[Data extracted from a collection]
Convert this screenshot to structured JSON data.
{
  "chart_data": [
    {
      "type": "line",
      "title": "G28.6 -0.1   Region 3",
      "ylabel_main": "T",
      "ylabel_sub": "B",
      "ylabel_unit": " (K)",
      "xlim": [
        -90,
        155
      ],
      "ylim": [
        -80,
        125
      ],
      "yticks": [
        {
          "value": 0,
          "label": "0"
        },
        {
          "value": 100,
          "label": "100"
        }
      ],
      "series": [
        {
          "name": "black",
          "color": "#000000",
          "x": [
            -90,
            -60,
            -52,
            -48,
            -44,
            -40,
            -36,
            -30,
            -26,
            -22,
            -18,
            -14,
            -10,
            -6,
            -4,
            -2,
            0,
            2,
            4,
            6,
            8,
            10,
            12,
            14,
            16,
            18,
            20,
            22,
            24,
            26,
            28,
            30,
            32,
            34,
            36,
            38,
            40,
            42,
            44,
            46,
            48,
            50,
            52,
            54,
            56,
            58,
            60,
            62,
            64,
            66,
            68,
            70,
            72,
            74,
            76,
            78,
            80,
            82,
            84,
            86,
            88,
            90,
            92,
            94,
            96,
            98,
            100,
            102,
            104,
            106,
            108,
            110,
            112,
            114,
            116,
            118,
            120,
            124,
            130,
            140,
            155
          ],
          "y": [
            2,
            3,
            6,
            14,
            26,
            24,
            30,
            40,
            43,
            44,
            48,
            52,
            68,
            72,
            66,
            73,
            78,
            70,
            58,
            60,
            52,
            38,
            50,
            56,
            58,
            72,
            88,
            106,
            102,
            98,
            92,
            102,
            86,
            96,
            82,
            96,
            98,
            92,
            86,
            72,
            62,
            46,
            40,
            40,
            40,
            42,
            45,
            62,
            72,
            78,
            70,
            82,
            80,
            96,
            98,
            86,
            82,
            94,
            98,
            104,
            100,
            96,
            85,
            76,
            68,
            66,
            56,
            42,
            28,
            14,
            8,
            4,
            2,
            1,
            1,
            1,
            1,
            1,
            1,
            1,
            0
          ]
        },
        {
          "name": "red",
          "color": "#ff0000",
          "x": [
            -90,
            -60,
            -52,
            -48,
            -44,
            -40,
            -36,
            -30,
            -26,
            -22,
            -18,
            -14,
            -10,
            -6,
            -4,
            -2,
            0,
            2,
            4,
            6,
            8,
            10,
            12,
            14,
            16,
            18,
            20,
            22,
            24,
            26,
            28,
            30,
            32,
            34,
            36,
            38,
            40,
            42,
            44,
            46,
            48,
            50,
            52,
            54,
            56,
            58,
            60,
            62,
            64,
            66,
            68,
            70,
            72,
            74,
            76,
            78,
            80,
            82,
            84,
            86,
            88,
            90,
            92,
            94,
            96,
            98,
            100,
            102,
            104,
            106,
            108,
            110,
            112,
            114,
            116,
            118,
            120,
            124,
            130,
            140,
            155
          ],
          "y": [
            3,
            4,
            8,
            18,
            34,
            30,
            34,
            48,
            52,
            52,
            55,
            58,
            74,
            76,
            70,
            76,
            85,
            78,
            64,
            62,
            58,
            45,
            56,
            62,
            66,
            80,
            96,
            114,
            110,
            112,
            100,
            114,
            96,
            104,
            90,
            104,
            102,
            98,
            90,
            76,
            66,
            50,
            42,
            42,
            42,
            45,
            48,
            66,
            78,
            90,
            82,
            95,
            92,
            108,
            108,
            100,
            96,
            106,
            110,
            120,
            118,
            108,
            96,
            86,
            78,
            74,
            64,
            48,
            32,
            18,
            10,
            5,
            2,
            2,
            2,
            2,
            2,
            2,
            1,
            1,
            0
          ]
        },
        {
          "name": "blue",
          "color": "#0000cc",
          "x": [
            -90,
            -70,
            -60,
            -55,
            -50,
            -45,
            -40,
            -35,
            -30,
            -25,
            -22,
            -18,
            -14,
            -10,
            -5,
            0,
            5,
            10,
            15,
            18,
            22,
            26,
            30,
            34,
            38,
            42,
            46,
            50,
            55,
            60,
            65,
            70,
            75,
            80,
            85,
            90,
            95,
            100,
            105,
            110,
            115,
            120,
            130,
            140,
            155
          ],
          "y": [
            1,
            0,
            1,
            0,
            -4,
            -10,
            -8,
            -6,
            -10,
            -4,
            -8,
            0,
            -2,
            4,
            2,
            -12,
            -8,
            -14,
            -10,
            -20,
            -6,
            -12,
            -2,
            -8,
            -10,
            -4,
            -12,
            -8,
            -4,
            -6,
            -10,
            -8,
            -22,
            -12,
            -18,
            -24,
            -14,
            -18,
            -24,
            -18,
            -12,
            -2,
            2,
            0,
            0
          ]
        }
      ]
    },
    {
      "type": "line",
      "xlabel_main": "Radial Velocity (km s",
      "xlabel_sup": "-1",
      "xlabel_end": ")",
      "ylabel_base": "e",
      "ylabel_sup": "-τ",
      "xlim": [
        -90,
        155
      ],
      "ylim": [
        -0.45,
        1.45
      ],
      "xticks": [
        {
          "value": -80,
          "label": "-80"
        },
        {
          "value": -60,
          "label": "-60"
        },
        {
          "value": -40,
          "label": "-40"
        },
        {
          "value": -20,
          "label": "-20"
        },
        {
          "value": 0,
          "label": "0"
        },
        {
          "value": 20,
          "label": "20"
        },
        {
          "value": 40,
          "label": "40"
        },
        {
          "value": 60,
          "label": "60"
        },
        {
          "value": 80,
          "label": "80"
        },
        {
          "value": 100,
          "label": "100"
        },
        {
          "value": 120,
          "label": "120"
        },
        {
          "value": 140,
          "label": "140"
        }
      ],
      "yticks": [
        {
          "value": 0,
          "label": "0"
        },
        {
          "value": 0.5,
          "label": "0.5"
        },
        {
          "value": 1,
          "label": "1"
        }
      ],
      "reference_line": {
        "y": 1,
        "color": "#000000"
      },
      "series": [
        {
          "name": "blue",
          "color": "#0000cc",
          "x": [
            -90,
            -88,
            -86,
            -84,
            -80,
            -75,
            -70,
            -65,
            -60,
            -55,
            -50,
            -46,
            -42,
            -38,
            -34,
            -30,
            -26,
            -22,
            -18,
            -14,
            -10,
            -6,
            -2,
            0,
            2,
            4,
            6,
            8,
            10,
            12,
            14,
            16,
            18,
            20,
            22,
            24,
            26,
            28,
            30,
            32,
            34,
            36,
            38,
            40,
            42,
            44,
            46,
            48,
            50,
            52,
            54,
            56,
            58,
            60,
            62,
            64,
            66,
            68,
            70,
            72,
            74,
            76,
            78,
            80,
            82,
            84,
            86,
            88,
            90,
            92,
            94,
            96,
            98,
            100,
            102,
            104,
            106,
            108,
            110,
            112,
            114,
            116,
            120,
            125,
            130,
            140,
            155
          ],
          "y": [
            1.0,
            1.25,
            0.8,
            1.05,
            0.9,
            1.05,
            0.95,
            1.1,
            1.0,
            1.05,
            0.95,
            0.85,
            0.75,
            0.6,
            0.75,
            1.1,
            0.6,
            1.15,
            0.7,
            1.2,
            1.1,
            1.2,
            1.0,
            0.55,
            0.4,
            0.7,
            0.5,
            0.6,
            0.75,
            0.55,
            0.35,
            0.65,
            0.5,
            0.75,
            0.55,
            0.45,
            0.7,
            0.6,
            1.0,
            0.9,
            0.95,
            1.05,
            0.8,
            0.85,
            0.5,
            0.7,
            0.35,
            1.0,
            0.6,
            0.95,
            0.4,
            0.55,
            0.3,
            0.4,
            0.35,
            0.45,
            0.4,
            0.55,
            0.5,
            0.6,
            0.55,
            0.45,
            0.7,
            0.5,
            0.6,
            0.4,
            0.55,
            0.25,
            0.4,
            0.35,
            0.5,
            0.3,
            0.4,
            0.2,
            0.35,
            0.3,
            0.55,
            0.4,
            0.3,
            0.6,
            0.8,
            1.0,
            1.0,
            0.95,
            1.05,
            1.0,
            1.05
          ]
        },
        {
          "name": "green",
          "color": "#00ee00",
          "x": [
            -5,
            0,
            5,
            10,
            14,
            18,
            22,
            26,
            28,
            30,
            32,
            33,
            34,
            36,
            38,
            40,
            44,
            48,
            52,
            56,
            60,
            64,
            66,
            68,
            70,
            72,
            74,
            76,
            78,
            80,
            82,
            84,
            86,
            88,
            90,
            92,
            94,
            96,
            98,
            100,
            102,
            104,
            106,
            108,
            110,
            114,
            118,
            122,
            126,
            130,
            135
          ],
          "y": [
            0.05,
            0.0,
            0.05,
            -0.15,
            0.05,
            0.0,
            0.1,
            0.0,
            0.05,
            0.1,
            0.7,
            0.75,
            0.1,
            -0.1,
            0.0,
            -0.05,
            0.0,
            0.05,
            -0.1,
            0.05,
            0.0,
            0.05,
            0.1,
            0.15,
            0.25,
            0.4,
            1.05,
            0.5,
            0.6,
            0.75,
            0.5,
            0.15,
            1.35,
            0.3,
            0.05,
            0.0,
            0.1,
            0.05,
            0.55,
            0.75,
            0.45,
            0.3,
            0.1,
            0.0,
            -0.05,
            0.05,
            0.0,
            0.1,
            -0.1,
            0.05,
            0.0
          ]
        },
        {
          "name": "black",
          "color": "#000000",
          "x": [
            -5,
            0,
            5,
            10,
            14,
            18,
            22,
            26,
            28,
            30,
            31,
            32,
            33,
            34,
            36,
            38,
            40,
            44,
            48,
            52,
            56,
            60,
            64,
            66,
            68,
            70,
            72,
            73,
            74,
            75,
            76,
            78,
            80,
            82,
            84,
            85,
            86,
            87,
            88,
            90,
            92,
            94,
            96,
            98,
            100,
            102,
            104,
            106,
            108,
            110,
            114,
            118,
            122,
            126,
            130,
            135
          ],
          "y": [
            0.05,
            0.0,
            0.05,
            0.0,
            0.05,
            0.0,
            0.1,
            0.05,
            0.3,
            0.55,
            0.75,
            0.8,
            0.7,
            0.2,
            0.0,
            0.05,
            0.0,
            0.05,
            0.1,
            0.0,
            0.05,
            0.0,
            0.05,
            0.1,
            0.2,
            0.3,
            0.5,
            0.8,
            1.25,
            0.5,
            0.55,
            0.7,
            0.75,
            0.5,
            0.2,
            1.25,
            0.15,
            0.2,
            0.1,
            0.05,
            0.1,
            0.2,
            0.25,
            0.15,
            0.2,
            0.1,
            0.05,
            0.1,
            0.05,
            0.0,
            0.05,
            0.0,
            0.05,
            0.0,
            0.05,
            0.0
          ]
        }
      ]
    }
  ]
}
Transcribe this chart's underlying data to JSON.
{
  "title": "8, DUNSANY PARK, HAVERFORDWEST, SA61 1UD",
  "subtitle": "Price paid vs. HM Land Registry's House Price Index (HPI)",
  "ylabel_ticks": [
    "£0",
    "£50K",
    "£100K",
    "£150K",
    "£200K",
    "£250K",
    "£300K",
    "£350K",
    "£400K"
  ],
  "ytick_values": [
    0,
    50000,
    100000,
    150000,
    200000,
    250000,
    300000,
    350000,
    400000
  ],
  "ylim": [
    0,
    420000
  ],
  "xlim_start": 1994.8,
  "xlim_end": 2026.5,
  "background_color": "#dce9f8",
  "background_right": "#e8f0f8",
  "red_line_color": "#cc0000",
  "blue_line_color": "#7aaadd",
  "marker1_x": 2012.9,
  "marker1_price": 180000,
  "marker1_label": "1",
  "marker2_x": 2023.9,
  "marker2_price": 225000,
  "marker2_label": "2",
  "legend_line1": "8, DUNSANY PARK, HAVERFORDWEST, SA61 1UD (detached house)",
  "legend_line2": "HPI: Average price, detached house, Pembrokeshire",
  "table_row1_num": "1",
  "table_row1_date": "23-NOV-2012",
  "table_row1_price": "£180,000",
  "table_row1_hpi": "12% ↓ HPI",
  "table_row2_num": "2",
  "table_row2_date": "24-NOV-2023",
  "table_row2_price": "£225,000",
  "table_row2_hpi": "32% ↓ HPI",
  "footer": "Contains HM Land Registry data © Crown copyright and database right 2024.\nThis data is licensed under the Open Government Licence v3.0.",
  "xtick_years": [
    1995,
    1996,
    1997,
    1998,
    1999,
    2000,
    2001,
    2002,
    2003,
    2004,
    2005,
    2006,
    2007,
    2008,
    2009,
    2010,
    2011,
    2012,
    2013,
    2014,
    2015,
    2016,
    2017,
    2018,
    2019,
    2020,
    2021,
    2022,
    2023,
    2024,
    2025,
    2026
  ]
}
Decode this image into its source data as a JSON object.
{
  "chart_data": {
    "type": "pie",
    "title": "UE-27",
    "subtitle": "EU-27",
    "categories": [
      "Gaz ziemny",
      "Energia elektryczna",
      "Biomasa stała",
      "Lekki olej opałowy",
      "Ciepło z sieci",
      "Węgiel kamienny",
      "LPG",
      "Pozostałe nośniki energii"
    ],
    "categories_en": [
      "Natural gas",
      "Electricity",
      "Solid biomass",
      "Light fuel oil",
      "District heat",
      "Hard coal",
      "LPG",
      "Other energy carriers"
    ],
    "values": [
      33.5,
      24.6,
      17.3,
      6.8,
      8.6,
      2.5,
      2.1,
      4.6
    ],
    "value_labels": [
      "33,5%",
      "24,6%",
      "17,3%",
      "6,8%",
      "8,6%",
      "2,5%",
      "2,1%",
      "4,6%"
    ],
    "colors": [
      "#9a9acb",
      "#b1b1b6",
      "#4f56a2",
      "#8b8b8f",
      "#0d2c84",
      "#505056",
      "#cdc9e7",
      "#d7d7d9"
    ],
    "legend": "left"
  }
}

What to do:
Would you give again, word for word, every line from the one with "Decode this image" through the final line of the listing above?

Output:
Decode this image into its source data as a JSON object.
{
  "chart_data": {
    "type": "pie",
    "title": "UE-27",
    "subtitle": "EU-27",
    "categories": [
      "Gaz ziemny",
      "Energia elektryczna",
      "Biomasa stała",
      "Lekki olej opałowy",
      "Ciepło z sieci",
      "Węgiel kamienny",
      "LPG",
      "Pozostałe nośniki energii"
    ],
    "categories_en": [
      "Natural gas",
      "Electricity",
      "Solid biomass",
      "Light fuel oil",
      "District heat",
      "Hard coal",
      "LPG",
      "Other energy carriers"
    ],
    "values": [
      33.5,
      24.6,
      17.3,
      6.8,
      8.6,
      2.5,
      2.1,
      4.6
    ],
    "value_labels": [
      "33,5%",
      "24,6%",
      "17,3%",
      "6,8%",
      "8,6%",
      "2,5%",
      "2,1%",
      "4,6%"
    ],
    "colors": [
      "#9a9acb",
      "#b1b1b6",
      "#4f56a2",
      "#8b8b8f",
      "#0d2c84",
      "#505056",
      "#cdc9e7",
      "#d7d7d9"
    ],
    "legend": "left"
  }
}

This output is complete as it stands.